* Task goal *
Extend the Crabllm setup guide past its final sentence by writing more of its Configuration section.

* Text under study *
== Segment start ==

To use Anthropic, just change the model name:

curl http://localhost:8080/v1/chat/completions \
  -H "Content-Type: application/json" \
  -d '{
    "model": "claude-sonnet-4-20250514",
    "messages": [{"role": "user", "content": "Hello!"}]
  }'

The request format is the same. Crabllm translates it to the Anthropic Messages API internally.

Streaming

Add "stream": true to get SSE streaming:

curl http://localhost:8080/v1/chat/completions \
  -H "Content-Type: application/json" \
  -d '{
    "model": "gpt-4o",
    "messages": [{"role": "user", "content": "Hello!"}],
    "stream": true
  }'

Model Aliasing

Map friendly names to canonical model names:

[aliases]
gpt4 = "gpt-4o"
claude = "claude-sonnet-4-20250514"

Now "model": "gpt4" routes to gpt-4o.

Next Steps

Configuration — full reference for all config options
Providers — setup guides for each provider
Features — routing, auth, extensions, and more

Configuration

Crabllm is configured via a TOML file, passed with --config:

crabllm --config crabllm.toml

The --bind flag overrides the listen address.

== Segment end ==

* Bounding box prediction data *
== Segment start ==

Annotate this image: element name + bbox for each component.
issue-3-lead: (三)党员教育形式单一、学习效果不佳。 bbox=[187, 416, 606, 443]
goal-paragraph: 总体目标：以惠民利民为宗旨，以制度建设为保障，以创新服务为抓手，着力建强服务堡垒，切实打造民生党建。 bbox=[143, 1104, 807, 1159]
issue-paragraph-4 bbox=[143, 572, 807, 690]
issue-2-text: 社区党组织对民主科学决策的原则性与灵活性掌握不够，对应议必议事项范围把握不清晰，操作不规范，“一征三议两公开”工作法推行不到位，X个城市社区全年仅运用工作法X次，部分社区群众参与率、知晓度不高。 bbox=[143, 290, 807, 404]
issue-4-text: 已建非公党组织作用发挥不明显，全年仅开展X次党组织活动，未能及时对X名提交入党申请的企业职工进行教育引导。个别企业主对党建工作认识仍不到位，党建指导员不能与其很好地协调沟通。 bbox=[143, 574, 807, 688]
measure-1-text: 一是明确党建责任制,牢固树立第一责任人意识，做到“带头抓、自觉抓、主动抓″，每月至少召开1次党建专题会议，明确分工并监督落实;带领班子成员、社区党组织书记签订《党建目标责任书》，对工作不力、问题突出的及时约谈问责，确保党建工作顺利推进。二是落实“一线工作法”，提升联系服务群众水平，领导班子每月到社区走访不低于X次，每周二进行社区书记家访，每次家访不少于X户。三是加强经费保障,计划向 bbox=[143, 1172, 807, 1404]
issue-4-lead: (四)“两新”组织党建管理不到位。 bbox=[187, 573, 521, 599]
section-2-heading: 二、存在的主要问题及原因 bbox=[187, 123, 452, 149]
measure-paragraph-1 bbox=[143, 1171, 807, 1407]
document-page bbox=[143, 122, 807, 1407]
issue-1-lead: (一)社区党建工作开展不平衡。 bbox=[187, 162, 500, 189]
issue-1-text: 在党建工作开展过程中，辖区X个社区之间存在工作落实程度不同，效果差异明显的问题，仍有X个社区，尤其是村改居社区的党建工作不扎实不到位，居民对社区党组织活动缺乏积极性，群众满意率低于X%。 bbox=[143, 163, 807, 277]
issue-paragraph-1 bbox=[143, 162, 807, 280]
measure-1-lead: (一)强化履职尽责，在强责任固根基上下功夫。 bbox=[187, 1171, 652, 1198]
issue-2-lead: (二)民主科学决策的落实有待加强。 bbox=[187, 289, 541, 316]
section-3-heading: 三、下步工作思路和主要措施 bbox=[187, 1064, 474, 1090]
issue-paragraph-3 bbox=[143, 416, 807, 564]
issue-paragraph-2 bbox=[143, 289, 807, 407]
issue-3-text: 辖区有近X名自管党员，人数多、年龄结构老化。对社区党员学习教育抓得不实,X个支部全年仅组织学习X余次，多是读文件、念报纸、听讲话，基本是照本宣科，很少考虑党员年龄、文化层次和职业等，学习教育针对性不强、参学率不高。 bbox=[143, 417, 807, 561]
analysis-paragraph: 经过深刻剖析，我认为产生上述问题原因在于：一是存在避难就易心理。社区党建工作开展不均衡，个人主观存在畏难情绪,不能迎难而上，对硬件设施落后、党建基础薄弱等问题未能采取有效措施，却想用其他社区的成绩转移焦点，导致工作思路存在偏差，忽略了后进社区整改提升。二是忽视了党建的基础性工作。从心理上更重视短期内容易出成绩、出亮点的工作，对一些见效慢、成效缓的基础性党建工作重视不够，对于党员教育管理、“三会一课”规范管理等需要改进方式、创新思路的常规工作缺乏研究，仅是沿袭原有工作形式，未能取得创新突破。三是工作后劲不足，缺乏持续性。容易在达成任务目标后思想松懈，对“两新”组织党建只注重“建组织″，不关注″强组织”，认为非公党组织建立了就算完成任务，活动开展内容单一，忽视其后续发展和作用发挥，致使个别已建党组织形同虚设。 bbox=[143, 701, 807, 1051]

== Segment end ==

* Answer space *
Environment Variables

Strings containing ${VAR} are expanded from environment variables at startup. Unknown variables expand to empty string. Use this for secrets:

api_key = "${OPENAI_API_KEY}"

Top-Level Fields

Field	Type	Default	Description
`listen`	string	required	Address to bind, e.g. `"0.0.0.0:8080"`
`shutdown_timeout`	integer	`30`	Graceful shutdown timeout in seconds

Providers

Each provider is a named entry under [providers]:

[providers.my_openai]
kind = "openai"
api_key = "${OPENAI_API_KEY}"
models = ["gpt-4o", "gpt-4o-mini"]

Field	Type	Default	Description
`kind`	string	required	Provider type (see Providers)
`api_key`	string	`""`	API key for authentication
`base_url`	string	per-kind	Base URL override
`models`	list	`[]`	Model names this provider serves
`weight`	integer	`1`	Routing weight for load balancing
`max_retries`	integer	`2`	Max retries on transient errors
`timeout`	integer	`30`	Per-request timeout in seconds
`api_version`	string	—	API version (Azure only)
`region`	string	—	AWS region (Bedrock only)
`access_key`	string	—	AWS access key (Bedrock only)
`secret_key`	string	—	AWS secret key (Bedrock only)

Virtual Keys

[[keys]]
name = "team-a"
key = "sk-team-a-secret"
models = ["gpt-4o", "claude-sonnet-4-20250514"]

[[keys]]
name = "admin"
key = "sk-admin-secret"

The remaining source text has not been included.